WHAT YOU HAVE TO DO
Output each line exactly as it appears, skipping any embedded picture.

DATASET
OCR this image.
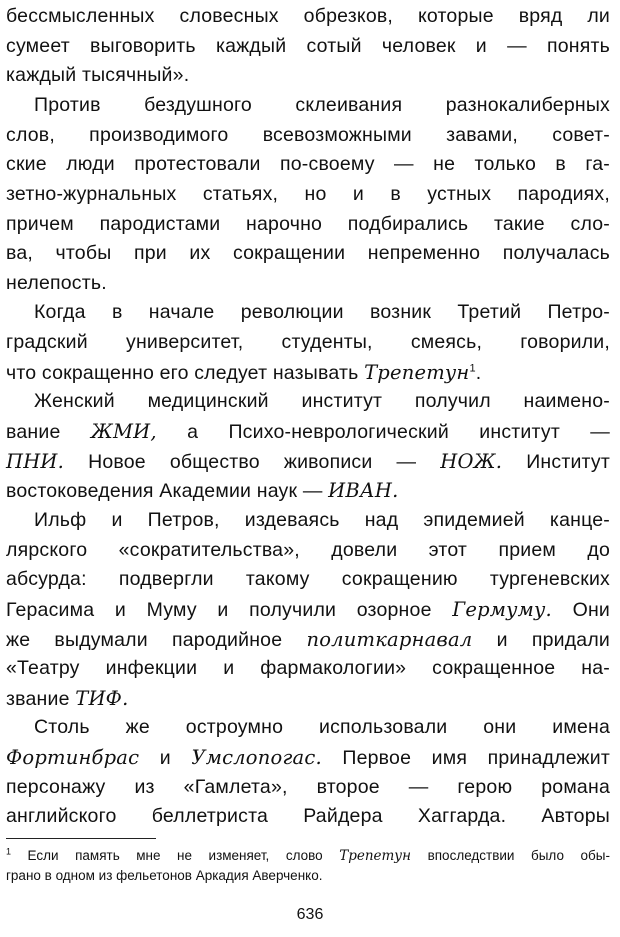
бессмысленных словесных обрезков, которые вряд ли
сумеет выговорить каждый сотый человек и — понять
каждый тысячный».
Против бездушного склеивания разнокалиберных
слов, производимого всевозможными завами, совет-
ские люди протестовали по-своему — не только в га-
зетно-журнальных статьях, но и в устных пародиях,
причем пародистами нарочно подбирались такие сло-
ва, чтобы при их сокращении непременно получалась
нелепость.
Когда в начале революции возник Третий Петро-
градский университет, студенты, смеясь, говорили,
что сокращенно его следует называть Трепетун$^1$.
Женский медицинский институт получил наимено-
вание ЖМИ, а Психо-неврологический институт —
ПНИ. Новое общество живописи — НОЖ. Институт
востоковедения Академии наук — ИВАН.
Ильф и Петров, издеваясь над эпидемией канце-
лярского «сократительства», довели этот прием до
абсурда: подвергли такому сокращению тургеневских
Герасима и Муму и получили озорное Гермуму. Они
же выдумали пародийное политкарнавал и придали
«Театру инфекции и фармакологии» сокращенное на-
звание ТИФ.
Столь же остроумно использовали они имена
Фортинбрас и Умслопогас. Первое имя принадлежит
персонажу из «Гамлета», второе — герою романа
английского беллетриста Райдера Хаггарда. Авторы
$^1$ Если память мне не изменяет, слово Трепетун впоследствии было обы-
грано в одном из фельетонов Аркадия Аверченко.
636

TASK OUTPUT
OCR this image.
бессмысленных словесных обрезков, которые вряд ли
сумеет выговорить каждый сотый человек и — понять
каждый тысячный».
Против бездушного склеивания разнокалиберных
слов, производимого всевозможными завами, совет-
ские люди протестовали по-своему — не только в га-
зетно-журнальных статьях, но и в устных пародиях,
причем пародистами нарочно подбирались такие сло-
ва, чтобы при их сокращении непременно получалась
нелепость.
Когда в начале революции возник Третий Петро-
градский университет, студенты, смеясь, говорили,
что сокращенно его следует называть Трепетун$^1$.
Женский медицинский институт получил наимено-
вание ЖМИ, а Психо-неврологический институт —
ПНИ. Новое общество живописи — НОЖ. Институт
востоковедения Академии наук — ИВАН.
Ильф и Петров, издеваясь над эпидемией канце-
лярского «сократительства», довели этот прием до
абсурда: подвергли такому сокращению тургеневских
Герасима и Муму и получили озорное Гермуму. Они
же выдумали пародийное политкарнавал и придали
«Театру инфекции и фармакологии» сокращенное на-
звание ТИФ.
Столь же остроумно использовали они имена
Фортинбрас и Умслопогас. Первое имя принадлежит
персонажу из «Гамлета», второе — герою романа
английского беллетриста Райдера Хаггарда. Авторы
$^1$ Если память мне не изменяет, слово Трепетун впоследствии было обы-
грано в одном из фельетонов Аркадия Аверченко.
636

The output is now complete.